**Exercise goal**: Below are some records; return each one exactly.

**Raw data**:
::::

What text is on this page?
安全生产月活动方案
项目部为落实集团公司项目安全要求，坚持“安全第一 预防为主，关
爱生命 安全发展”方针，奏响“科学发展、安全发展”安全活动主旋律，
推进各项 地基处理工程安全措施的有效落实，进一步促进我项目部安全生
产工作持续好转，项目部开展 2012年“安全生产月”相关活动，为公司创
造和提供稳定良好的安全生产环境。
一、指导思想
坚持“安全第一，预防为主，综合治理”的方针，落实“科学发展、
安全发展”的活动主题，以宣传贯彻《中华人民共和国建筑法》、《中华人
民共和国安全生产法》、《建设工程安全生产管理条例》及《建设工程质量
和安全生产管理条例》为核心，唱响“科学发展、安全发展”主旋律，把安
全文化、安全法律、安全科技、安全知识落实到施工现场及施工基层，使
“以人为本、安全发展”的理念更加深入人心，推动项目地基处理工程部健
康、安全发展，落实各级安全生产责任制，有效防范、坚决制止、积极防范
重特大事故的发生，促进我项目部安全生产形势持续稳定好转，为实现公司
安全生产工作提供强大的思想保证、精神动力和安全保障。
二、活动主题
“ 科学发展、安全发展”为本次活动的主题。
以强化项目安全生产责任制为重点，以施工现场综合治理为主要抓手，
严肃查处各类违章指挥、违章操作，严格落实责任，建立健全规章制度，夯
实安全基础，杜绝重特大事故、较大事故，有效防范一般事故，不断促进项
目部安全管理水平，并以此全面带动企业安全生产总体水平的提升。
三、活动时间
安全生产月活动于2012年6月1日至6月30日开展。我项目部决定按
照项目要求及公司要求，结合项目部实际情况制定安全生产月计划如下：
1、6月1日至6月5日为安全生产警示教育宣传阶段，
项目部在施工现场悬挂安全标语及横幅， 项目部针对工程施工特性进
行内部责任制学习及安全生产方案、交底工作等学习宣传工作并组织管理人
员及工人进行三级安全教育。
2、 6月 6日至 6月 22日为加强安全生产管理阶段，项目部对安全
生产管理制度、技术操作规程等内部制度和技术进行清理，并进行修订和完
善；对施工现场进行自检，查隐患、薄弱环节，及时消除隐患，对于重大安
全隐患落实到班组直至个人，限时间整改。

::::

**Exercise answer**:
What text is on this page?
安全生产月活动方案
项目部为落实集团公司项目安全要求，坚持“安全第一 预防为主，关
爱生命 安全发展”方针，奏响“科学发展、安全发展”安全活动主旋律，
推进各项 地基处理工程安全措施的有效落实，进一步促进我项目部安全生
产工作持续好转，项目部开展 2012年“安全生产月”相关活动，为公司创
造和提供稳定良好的安全生产环境。
一、指导思想
坚持“安全第一，预防为主，综合治理”的方针，落实“科学发展、
安全发展”的活动主题，以宣传贯彻《中华人民共和国建筑法》、《中华人
民共和国安全生产法》、《建设工程安全生产管理条例》及《建设工程质量
和安全生产管理条例》为核心，唱响“科学发展、安全发展”主旋律，把安
全文化、安全法律、安全科技、安全知识落实到施工现场及施工基层，使
“以人为本、安全发展”的理念更加深入人心，推动项目地基处理工程部健
康、安全发展，落实各级安全生产责任制，有效防范、坚决制止、积极防范
重特大事故的发生，促进我项目部安全生产形势持续稳定好转，为实现公司
安全生产工作提供强大的思想保证、精神动力和安全保障。
二、活动主题
“ 科学发展、安全发展”为本次活动的主题。
以强化项目安全生产责任制为重点，以施工现场综合治理为主要抓手，
严肃查处各类违章指挥、违章操作，严格落实责任，建立健全规章制度，夯
实安全基础，杜绝重特大事故、较大事故，有效防范一般事故，不断促进项
目部安全管理水平，并以此全面带动企业安全生产总体水平的提升。
三、活动时间
安全生产月活动于2012年6月1日至6月30日开展。我项目部决定按
照项目要求及公司要求，结合项目部实际情况制定安全生产月计划如下：
1、6月1日至6月5日为安全生产警示教育宣传阶段，
项目部在施工现场悬挂安全标语及横幅， 项目部针对工程施工特性进
行内部责任制学习及安全生产方案、交底工作等学习宣传工作并组织管理人
员及工人进行三级安全教育。
2、 6月 6日至 6月 22日为加强安全生产管理阶段，项目部对安全
生产管理制度、技术操作规程等内部制度和技术进行清理，并进行修订和完
善；对施工现场进行自检，查隐患、薄弱环节，及时消除隐患，对于重大安
全隐患落实到班组直至个人，限时间整改。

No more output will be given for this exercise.